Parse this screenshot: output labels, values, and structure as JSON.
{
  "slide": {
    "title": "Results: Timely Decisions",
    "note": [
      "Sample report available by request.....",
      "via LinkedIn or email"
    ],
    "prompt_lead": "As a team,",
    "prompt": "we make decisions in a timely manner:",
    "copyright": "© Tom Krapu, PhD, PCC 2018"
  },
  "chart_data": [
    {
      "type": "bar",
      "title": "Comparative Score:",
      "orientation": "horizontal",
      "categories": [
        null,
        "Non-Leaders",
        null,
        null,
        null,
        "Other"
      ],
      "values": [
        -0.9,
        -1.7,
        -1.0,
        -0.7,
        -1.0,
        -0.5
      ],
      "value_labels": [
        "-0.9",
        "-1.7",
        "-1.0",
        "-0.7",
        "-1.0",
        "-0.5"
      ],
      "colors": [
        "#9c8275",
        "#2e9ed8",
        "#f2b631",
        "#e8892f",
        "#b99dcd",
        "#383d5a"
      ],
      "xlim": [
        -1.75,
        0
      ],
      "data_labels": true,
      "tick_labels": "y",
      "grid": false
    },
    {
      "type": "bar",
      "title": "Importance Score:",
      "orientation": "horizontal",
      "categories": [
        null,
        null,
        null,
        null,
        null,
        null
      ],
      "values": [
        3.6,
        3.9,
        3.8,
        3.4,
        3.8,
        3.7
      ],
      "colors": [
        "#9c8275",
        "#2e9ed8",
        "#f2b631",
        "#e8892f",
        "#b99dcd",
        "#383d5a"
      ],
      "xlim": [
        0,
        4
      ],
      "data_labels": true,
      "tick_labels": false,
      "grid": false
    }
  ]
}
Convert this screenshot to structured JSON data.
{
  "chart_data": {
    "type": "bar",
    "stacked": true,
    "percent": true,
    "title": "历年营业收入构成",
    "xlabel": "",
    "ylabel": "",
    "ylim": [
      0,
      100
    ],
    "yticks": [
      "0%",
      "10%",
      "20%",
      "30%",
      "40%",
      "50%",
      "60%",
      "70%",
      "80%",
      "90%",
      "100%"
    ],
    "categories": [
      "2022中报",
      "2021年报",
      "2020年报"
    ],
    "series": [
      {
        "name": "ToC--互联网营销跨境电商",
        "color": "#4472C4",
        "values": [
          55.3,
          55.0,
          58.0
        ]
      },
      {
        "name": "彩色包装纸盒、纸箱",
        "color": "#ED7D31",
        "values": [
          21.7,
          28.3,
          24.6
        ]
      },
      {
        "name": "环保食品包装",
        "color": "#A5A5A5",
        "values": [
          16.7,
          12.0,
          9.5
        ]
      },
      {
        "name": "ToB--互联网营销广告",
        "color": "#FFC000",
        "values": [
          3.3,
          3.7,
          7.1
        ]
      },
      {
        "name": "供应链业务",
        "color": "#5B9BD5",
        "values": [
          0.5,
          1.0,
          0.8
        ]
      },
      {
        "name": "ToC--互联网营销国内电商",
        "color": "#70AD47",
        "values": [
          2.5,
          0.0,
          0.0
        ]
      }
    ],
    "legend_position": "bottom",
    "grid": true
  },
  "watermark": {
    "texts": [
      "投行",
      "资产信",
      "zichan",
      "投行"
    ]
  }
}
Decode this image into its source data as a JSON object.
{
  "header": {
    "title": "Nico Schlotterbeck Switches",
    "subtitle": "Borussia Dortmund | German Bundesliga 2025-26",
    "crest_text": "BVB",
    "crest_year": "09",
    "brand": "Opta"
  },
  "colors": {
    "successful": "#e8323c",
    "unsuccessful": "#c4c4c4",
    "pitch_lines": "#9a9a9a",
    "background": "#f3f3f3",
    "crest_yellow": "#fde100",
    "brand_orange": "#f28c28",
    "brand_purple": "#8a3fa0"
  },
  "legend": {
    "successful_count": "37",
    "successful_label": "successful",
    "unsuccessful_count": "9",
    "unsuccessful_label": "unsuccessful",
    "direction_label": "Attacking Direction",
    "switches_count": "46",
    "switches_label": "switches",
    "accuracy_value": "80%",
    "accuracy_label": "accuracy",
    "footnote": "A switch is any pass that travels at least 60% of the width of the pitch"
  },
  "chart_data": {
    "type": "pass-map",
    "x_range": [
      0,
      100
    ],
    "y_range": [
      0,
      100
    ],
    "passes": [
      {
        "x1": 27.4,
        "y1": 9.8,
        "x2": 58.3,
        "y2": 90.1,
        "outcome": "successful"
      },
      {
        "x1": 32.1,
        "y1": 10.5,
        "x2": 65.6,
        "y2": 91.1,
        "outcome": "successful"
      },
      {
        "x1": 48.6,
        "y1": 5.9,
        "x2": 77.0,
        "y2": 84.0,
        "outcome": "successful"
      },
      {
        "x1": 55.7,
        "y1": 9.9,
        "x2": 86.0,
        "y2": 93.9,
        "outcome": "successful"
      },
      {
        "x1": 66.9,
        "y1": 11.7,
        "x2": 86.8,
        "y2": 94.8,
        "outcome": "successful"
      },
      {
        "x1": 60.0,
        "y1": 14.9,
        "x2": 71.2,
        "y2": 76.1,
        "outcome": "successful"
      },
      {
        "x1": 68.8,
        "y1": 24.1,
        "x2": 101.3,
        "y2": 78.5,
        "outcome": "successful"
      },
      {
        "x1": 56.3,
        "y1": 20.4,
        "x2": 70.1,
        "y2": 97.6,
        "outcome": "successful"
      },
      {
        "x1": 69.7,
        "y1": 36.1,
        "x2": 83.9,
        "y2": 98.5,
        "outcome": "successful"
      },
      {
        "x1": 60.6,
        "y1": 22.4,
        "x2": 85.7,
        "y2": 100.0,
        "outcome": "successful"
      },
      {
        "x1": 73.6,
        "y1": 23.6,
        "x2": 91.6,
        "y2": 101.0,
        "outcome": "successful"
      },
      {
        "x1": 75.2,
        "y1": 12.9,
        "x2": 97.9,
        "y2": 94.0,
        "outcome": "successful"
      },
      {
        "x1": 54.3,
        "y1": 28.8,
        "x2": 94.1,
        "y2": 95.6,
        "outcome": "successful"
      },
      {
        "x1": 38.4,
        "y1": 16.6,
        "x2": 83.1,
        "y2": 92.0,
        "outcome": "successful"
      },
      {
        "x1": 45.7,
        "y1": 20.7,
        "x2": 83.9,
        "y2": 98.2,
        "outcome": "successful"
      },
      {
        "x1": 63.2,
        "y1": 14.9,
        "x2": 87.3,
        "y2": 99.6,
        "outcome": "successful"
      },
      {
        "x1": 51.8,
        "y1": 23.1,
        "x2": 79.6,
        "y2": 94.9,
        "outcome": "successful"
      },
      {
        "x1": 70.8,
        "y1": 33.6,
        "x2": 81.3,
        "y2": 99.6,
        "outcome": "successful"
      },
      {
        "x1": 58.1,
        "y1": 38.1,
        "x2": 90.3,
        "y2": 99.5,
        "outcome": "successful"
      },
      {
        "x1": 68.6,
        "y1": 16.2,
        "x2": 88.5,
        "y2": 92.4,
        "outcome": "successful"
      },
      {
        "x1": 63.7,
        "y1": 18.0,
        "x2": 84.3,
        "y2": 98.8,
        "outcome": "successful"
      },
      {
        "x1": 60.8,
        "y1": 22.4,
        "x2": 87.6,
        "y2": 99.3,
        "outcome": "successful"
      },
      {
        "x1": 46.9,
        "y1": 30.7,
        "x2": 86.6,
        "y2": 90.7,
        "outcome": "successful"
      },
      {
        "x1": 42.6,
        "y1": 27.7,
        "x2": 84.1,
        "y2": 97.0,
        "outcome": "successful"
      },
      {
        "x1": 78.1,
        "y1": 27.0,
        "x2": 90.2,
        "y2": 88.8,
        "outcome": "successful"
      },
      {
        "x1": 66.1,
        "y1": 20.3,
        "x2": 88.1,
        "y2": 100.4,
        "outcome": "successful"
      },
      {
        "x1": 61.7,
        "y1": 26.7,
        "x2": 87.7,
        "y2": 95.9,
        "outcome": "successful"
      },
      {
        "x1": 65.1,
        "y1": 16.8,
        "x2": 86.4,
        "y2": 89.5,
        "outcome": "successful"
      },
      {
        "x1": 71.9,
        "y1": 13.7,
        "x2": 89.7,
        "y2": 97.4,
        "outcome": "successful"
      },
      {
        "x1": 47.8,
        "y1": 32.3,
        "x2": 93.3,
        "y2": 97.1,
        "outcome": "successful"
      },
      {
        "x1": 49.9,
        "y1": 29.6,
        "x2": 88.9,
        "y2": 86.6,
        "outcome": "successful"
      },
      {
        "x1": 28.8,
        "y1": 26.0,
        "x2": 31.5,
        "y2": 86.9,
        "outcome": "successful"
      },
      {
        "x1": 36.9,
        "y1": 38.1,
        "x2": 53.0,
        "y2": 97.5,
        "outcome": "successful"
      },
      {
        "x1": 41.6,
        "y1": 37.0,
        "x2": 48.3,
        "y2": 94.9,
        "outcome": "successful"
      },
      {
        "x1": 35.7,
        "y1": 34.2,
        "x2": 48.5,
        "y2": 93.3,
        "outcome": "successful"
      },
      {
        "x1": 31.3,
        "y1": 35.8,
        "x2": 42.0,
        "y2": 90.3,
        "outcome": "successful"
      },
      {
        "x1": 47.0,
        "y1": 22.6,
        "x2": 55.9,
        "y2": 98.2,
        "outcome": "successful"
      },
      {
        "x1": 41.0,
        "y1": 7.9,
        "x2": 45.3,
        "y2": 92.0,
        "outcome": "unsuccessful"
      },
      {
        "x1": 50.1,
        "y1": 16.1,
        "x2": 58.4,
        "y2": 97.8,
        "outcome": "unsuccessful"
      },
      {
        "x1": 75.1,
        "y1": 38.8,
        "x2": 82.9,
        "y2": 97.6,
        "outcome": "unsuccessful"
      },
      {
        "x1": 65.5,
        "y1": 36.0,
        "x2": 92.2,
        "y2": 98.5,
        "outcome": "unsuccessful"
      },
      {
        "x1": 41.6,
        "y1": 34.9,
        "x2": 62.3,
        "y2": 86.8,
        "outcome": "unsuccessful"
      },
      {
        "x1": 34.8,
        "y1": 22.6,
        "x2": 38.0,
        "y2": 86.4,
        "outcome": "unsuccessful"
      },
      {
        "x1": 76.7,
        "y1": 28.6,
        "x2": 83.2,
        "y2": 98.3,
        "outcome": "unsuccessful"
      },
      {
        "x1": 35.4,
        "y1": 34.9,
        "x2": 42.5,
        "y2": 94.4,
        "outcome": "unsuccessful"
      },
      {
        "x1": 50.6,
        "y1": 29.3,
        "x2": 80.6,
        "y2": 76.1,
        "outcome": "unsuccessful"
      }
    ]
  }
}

++++

**EXERCISE INSTRUCTIONS**
Identify each line in the records above containing the word "Score"; copy those lines.

**RESPONSE BELOW**
      "title": "Comparative Score:",
      "title": "Importance Score:",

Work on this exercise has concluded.